**Brief:** From the listing below, count the lines where the string "text" occurs. Give the number, with no other words.

* Start Data supplied *

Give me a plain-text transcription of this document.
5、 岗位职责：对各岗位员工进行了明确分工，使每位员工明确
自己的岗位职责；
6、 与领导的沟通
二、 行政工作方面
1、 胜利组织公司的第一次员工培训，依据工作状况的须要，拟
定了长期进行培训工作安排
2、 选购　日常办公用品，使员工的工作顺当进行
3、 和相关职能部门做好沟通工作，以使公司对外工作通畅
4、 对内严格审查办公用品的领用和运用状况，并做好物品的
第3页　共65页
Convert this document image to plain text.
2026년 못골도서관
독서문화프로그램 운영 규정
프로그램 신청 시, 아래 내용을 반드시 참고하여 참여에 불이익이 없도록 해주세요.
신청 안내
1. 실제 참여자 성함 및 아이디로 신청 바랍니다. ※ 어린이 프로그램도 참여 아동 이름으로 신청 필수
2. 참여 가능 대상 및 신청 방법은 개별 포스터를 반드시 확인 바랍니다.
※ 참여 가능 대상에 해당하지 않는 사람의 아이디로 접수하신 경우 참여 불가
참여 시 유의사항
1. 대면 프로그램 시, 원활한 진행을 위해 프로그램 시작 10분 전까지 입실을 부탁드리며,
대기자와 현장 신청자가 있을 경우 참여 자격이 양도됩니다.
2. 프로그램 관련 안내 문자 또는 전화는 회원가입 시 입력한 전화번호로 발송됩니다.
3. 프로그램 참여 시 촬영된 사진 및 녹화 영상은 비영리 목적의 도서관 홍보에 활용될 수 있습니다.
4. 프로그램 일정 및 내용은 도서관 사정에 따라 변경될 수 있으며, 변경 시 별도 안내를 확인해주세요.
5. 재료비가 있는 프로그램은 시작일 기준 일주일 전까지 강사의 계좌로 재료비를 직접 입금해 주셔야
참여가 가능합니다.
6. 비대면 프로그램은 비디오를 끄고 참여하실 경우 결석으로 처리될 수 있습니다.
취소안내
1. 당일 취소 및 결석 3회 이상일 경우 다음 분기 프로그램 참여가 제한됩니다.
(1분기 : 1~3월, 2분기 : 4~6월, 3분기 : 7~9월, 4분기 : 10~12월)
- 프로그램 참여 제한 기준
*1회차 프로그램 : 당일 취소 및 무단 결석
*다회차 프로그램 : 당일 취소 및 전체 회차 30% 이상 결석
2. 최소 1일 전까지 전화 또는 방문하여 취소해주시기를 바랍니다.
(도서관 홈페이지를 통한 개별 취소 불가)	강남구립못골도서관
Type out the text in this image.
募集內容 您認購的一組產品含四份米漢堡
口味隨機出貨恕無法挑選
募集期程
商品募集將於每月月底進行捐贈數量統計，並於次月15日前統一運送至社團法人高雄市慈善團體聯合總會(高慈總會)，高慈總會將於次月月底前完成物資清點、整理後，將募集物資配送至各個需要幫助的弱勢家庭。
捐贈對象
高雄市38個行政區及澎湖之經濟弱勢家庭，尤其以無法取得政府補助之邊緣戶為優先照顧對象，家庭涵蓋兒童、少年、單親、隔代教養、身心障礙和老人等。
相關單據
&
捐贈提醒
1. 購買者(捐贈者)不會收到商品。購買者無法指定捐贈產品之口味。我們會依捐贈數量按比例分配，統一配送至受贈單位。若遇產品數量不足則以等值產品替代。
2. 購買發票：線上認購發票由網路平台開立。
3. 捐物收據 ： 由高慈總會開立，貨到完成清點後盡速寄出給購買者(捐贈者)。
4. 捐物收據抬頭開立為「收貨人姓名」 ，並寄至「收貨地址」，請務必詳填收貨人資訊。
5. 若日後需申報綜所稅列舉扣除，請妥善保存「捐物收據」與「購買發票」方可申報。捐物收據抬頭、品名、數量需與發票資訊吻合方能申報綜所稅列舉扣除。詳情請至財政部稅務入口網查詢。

* End Data supplied *

**Answer for the task:** 3